Data entries for graphics
··········

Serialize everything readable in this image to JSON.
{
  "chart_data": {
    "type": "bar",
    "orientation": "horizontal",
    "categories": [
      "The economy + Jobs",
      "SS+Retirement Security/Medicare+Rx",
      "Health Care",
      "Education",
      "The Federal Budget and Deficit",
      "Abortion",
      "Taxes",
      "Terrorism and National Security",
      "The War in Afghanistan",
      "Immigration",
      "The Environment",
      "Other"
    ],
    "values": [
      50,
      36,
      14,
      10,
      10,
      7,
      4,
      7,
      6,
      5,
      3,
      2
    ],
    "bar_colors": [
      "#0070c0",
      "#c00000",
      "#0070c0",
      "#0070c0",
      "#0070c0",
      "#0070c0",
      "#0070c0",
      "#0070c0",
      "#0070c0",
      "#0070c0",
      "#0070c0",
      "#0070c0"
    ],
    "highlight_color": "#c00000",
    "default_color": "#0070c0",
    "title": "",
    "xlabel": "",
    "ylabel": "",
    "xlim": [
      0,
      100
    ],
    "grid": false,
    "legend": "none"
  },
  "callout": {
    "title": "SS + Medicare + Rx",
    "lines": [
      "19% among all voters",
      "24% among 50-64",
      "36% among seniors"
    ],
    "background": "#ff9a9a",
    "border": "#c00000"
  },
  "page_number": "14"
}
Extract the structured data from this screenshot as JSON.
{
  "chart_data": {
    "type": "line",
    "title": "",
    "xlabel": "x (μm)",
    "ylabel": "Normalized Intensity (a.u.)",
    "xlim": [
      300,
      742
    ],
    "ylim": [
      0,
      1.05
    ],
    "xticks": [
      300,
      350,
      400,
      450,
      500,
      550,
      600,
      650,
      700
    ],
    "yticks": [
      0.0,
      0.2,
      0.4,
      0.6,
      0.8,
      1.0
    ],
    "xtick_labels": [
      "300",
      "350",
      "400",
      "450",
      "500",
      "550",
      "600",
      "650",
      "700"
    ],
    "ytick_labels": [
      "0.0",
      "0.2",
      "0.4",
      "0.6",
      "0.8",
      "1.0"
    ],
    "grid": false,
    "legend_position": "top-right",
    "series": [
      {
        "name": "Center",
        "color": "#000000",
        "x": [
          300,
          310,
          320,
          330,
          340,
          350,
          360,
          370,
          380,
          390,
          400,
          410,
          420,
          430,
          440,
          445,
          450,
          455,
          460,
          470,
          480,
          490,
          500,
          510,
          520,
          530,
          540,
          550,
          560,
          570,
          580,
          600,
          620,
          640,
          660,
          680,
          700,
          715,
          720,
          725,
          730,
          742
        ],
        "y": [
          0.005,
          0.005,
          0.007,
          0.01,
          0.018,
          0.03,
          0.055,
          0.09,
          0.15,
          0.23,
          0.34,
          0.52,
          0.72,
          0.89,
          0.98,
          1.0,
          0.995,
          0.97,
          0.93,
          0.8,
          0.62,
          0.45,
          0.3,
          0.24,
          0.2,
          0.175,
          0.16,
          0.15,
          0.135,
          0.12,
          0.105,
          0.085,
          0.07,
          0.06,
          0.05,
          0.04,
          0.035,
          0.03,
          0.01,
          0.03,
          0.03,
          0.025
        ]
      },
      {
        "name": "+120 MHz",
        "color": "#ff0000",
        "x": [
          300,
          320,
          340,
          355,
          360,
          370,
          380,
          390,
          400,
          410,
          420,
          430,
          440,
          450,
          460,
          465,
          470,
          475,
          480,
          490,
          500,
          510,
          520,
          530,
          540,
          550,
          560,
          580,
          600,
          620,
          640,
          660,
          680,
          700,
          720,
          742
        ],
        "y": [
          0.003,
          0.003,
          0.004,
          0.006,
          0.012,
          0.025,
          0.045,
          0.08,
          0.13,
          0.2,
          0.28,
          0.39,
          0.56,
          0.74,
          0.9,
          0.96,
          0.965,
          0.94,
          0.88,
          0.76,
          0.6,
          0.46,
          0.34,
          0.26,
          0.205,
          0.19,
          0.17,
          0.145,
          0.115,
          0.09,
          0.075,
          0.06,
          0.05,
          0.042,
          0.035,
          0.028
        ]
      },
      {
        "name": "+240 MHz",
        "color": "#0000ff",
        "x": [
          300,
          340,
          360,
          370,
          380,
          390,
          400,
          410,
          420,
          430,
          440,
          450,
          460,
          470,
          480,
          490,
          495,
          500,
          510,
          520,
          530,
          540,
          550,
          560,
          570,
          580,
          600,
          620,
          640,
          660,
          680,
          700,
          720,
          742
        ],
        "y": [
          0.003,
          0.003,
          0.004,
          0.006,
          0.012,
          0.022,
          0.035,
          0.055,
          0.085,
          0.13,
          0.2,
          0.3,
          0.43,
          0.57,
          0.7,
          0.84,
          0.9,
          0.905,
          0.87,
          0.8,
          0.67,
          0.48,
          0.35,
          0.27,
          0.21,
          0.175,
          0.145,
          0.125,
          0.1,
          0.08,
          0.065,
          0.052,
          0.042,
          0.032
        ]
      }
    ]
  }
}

··········

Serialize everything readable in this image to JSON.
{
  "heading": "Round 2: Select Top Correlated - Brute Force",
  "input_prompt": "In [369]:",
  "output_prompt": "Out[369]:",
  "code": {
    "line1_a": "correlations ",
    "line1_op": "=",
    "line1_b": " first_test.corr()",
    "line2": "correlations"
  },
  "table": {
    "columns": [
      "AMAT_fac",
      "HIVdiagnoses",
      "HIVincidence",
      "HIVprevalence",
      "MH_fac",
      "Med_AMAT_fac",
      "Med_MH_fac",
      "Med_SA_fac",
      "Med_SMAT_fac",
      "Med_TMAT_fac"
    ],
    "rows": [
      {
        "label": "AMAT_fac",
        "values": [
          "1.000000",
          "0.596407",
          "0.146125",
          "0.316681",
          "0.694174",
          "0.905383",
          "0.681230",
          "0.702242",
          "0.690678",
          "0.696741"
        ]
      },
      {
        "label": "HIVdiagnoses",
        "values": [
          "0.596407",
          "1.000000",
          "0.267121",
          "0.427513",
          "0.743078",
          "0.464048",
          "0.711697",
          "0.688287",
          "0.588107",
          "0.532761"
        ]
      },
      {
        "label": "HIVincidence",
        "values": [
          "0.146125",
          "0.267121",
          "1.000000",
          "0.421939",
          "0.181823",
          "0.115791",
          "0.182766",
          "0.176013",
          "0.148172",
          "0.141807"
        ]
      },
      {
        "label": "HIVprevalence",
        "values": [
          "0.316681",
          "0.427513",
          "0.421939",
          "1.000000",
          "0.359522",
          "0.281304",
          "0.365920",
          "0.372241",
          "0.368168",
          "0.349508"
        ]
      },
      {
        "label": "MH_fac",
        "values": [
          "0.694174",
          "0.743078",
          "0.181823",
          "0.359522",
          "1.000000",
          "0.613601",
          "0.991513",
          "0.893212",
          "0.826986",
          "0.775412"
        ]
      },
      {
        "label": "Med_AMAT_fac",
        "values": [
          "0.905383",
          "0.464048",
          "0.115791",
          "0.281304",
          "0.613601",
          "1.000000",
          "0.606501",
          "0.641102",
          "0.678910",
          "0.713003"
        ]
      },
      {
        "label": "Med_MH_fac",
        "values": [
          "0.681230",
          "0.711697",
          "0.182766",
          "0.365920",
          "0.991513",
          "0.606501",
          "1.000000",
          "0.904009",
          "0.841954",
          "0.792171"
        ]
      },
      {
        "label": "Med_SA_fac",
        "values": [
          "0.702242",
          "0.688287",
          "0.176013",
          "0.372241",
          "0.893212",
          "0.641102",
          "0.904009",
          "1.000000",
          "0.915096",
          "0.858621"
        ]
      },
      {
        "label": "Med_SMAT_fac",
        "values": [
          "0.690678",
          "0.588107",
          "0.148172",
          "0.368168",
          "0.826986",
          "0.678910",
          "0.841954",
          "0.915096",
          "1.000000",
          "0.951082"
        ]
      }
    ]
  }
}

··········

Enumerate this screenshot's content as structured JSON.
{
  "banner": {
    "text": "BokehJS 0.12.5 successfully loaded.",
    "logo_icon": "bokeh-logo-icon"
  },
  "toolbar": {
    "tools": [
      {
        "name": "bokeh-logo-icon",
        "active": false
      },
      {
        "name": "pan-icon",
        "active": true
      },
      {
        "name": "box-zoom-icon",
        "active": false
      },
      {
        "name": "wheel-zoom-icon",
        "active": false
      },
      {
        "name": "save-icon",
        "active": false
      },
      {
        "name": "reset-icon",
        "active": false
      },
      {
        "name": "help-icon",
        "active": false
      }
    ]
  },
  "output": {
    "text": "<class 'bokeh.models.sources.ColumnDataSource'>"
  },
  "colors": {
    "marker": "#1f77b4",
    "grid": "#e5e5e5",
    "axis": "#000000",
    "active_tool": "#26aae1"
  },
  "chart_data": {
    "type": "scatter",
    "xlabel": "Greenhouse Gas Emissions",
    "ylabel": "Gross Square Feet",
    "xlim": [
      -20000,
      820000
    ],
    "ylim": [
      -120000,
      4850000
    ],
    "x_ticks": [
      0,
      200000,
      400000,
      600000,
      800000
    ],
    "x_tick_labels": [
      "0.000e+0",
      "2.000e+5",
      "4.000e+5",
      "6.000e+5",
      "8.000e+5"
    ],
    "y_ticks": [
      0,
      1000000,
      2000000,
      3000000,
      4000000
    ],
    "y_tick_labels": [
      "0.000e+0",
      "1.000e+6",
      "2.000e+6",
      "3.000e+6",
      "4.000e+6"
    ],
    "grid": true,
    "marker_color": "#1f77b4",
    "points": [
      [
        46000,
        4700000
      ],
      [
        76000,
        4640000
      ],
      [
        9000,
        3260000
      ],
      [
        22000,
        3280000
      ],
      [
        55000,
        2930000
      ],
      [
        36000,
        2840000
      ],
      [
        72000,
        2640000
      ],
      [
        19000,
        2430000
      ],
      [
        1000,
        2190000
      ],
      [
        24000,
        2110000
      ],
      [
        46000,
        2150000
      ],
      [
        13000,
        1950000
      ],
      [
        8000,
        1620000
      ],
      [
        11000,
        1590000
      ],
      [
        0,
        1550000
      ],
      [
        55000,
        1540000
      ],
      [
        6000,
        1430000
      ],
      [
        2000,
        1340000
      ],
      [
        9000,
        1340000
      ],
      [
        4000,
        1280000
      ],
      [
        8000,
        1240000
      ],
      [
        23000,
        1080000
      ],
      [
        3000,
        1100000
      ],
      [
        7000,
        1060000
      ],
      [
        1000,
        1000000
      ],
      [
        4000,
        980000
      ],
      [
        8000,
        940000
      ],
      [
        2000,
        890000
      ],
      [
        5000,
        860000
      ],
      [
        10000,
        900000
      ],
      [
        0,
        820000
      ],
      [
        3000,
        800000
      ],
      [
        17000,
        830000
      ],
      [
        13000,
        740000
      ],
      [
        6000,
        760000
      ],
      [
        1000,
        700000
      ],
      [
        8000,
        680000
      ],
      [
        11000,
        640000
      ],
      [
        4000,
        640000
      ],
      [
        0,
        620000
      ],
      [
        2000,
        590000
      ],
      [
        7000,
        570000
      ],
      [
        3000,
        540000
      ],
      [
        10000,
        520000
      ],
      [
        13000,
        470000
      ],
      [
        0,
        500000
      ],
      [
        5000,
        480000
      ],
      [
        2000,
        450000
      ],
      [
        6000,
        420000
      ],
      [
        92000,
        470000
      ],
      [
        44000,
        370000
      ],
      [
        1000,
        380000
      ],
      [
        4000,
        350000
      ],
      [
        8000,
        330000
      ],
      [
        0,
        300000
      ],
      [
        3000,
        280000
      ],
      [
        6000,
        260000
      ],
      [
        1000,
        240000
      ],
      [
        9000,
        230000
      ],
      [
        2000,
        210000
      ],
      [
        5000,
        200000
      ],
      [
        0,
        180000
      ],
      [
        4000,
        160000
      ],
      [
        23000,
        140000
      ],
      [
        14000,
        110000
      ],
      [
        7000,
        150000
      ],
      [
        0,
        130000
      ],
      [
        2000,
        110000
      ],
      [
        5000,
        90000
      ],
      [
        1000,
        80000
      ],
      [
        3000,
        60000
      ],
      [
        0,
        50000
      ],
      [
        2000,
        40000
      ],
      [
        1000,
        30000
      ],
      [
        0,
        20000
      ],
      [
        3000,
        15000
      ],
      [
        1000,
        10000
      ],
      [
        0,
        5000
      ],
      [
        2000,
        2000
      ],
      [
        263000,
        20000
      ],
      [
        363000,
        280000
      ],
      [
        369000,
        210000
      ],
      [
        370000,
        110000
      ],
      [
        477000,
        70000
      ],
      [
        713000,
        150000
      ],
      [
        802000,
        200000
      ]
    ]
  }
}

··········

__Exercise aim__: Across the entries, how many lines contain "screenshot"? Reply with the number only.

__Task output__: 2